◆ DOCUMENT SECTION ◆
Wednesday, January 25, 2017

Note to TRUMP: "Alternative facts" means LYING -- T-U columnist Ron Littlepage

Posted January 24, 2017 06:16 pm
Ron Littlepage: “Alternative facts” is just fancy lingo for “making up stuff that’s wrong”


Mousing around the news of the day … click.

First let’s stop over in the emerging world of “alternative facts.”

This is the world where a presidential adviser can look straight into the cameras and say, without bursting into laughter, that the crowd attending Donald Trump’s inauguration was the biggest ever, record breaking, huge despite hard evidence to the contrary.

Welcome to Trump world.

It was the media that invented his feud with the intelligence community, never mind the Trump tweet that likened that community to the Nazis.

Trump tells congressional leaders he really won the popular vote because 5 million illegal immigrants voted illegally for Hillary Clinton without, of course, even a scintilla of evidence to back that up.

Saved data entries
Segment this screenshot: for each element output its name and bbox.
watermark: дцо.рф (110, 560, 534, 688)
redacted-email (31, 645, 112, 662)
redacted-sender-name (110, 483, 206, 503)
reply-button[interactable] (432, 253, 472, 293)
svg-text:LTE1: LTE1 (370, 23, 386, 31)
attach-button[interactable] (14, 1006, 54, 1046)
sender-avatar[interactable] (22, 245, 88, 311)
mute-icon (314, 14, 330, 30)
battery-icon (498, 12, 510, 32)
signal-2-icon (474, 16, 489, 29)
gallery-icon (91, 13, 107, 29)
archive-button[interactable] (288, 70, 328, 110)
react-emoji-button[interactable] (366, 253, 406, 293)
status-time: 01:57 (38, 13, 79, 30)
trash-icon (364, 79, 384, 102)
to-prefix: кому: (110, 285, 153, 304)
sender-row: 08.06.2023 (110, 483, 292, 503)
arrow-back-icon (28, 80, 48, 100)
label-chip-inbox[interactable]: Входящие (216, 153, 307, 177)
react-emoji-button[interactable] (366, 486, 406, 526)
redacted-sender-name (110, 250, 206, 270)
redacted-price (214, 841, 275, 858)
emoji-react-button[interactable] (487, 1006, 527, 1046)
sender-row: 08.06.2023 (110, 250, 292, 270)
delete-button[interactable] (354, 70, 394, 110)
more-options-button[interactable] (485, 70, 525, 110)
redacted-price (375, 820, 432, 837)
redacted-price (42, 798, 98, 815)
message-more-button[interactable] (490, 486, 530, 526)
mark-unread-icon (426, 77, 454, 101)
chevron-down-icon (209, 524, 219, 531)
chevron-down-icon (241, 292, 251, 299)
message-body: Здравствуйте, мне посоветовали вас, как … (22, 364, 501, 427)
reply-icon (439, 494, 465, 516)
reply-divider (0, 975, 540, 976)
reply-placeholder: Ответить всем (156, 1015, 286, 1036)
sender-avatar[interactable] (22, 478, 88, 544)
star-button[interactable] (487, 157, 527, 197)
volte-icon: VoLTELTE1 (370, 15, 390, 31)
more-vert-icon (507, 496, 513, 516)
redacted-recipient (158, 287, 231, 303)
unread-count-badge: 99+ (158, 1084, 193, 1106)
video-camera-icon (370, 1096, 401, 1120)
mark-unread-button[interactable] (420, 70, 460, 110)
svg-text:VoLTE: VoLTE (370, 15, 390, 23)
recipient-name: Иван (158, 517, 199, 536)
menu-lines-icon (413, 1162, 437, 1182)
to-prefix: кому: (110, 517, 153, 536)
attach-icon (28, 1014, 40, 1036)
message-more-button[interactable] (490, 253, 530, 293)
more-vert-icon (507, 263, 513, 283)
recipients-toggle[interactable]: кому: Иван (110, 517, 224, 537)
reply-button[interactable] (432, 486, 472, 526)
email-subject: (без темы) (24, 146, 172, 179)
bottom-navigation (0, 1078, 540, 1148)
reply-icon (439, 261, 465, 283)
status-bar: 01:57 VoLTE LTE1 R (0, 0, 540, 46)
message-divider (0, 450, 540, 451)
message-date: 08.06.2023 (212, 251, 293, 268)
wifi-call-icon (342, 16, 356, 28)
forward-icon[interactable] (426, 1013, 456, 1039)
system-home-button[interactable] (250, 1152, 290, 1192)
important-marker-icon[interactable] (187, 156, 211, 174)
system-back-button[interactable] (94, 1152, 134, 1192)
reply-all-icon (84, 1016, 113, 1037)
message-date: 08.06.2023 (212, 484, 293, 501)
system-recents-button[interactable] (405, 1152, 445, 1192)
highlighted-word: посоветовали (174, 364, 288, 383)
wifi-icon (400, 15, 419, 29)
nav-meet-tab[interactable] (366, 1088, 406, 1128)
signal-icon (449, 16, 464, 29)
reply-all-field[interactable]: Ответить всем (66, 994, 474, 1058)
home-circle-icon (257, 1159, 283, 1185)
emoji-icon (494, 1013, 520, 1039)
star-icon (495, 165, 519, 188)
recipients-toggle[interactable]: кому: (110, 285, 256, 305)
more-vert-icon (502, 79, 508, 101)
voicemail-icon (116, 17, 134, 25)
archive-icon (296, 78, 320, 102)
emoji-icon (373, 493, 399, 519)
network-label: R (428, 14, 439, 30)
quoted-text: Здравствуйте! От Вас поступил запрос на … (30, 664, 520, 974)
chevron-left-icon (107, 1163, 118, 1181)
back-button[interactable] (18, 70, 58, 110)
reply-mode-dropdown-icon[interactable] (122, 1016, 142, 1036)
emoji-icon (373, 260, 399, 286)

◆ PROBLEM SET ◆
(a) Which people does the column name?
(b) Could you condense the column's paragraph that begins "Trump tells congressional leaders" into one shorter sentence that keeps its main facts?
(c) Could you reproduce everything in the column from "First let’s stop" down to "to the contrary.", swapping "presidential adviser" for "White House aide"?

◆ ANSWERS FOR THE EXERCISE ◆
(a) Ron Littlepage, Donald Trump, Hillary Clinton

(b) Trump told congressional leaders, with no evidence, that he actually won the popular vote because 5 million illegal immigrants voted illegally for Hillary Clinton.

(c)
First let’s stop over in the emerging world of “alternative facts.”

This is the world where a White House aide can look straight into the cameras and say, without bursting into laughter, that the crowd attending Donald Trump’s inauguration was the biggest ever, record breaking, huge despite hard evidence to the contrary.